From my take (mostly edtech and not in English) it’s really hard to tone the answer properly and not just have a black and white (5 year old vs expert talk) answer.
Anyone has advice on that?
"Write simple, rigorous statements, starting from first principles, and making sure to take things to their logical conclusion. Write in straightforward prose, no bullet points and summaries. Avoid truisms and overly high-level statements. (Optionally) Assume that the reader {now put your original prompt whatever you had e.g 5 yo}"
Sometimes I write a few more lines with the same meaning as above, and sometimes less, they all work more or less OK. Randomly I get better results sometimes with small tweaks but nothing to make a pattern out of -- a useless endeavour anyway since these models change in minute ways every release, and in neural nets the blast radius of a small change is huge.
Woah, this is really neat.
My first step for many new libraries is to clone the repo, launch Claude code, and ask it to write good documentation for me. This would save a lot of steps for me!
I built browser use. Dayum, the results for our lib are really impressive, you didn’t touch outputs at all?
One problem we have is maintaining the docs with current codebase (code examples break sometimes). Wonder if I could use parts of Pocket to help with that.
Thank you! And correct, I didn't modify the outputs. For small changes, you can just feed the commit history and ask an LLM to modify the docs. If there are lots of architecture-level changes, it would be easier to just feed the old docs and rewrite - it usually takes <10 minutes.

-------

**Task instructions**
a – According to the discussion, how long does rewriting from the old docs usually take?
b – Do these statements agree with the discussion: (i) the suggested prompt asks for bullet points and summaries, (ii) code examples in the browser use docs sometimes break, (iii) the outputs for browser use were modified?

Document layout detection data

-------

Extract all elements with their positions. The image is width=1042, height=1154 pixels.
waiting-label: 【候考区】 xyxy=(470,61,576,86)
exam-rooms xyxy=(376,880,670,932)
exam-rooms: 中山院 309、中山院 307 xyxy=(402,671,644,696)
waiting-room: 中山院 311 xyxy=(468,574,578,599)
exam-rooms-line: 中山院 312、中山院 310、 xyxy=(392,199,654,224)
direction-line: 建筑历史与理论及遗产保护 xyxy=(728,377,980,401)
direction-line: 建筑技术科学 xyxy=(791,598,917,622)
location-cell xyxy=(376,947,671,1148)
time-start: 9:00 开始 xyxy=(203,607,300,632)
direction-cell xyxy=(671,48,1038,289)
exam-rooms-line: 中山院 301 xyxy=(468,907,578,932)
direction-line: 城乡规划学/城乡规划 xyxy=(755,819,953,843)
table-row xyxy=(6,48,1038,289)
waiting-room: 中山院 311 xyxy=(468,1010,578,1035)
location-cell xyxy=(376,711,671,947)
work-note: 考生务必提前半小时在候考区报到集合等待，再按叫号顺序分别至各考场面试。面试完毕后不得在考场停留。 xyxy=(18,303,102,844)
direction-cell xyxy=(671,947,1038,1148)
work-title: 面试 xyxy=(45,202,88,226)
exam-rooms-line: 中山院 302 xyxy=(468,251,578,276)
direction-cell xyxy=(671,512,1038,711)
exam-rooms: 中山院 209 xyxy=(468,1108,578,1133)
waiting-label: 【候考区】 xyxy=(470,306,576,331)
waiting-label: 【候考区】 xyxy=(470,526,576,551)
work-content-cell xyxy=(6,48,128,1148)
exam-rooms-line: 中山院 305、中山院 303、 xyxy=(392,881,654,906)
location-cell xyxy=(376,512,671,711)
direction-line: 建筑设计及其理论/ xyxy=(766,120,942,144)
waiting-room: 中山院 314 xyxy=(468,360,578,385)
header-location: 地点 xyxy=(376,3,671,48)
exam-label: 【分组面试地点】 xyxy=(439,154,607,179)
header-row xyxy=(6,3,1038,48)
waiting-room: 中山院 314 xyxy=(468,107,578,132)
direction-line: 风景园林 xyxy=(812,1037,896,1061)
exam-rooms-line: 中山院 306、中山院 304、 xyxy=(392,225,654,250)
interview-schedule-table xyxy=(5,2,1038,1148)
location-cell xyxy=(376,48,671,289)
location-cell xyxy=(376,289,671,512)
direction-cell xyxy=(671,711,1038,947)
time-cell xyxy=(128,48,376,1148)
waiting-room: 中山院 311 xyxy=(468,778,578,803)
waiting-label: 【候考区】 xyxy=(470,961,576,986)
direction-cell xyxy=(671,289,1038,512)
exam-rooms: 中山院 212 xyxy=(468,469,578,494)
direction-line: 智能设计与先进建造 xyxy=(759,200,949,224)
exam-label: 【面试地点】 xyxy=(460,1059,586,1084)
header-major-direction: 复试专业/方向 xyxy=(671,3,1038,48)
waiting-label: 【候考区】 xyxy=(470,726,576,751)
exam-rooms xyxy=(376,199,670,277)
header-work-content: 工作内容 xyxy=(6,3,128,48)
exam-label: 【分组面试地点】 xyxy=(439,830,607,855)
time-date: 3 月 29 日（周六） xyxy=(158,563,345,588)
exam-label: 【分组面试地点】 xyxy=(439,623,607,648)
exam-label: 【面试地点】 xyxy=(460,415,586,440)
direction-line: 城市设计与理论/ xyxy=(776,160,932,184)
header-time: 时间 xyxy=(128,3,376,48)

-------

**Answer list**
a – Less than 10 minutes.

b –
(i) No: "no bullet points and summaries"
(ii) Yes: "code examples break sometimes"
(iii) No: "I didn't modify the outputs"